# WRITTEN TASK
Transcribe the listing in full, excluding any pictures.

Stored records:

::::

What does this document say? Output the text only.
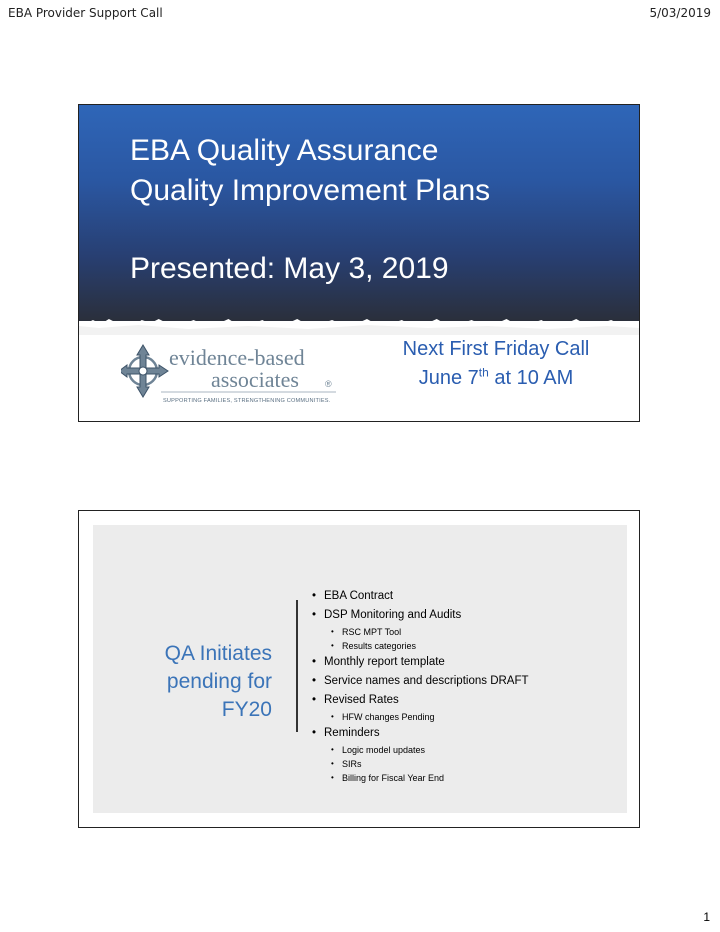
EBA Provider Support Call	5/03/2019
EBA Quality Assurance
Quality Improvement Plans
Presented: May 3, 2019
evidence-based
associates	®
SUPPORTING FAMILIES, STRENGTHENING COMMUNITIES.
Next First Friday Call
June 7th at 10 AM
QA Initiates
pending for
FY20
• EBA Contract
• DSP Monitoring and Audits
• RSC MPT Tool
• Results categories
• Monthly report template
• Service names and descriptions DRAFT
• Revised Rates
• HFW changes Pending
• Reminders
• Logic model updates
• SIRs
• Billing for Fiscal Year End
1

::::

# RESULT OF THE EXERCISE
What does this document say? Output the text only.
EBA Provider Support Call	5/03/2019
EBA Quality Assurance
Quality Improvement Plans
Presented: May 3, 2019
evidence-based
associates	®
SUPPORTING FAMILIES, STRENGTHENING COMMUNITIES.
Next First Friday Call
June 7th at 10 AM
QA Initiates
pending for
FY20
• EBA Contract
• DSP Monitoring and Audits
• RSC MPT Tool
• Results categories
• Monthly report template
• Service names and descriptions DRAFT
• Revised Rates
• HFW changes Pending
• Reminders
• Logic model updates
• SIRs
• Billing for Fiscal Year End
1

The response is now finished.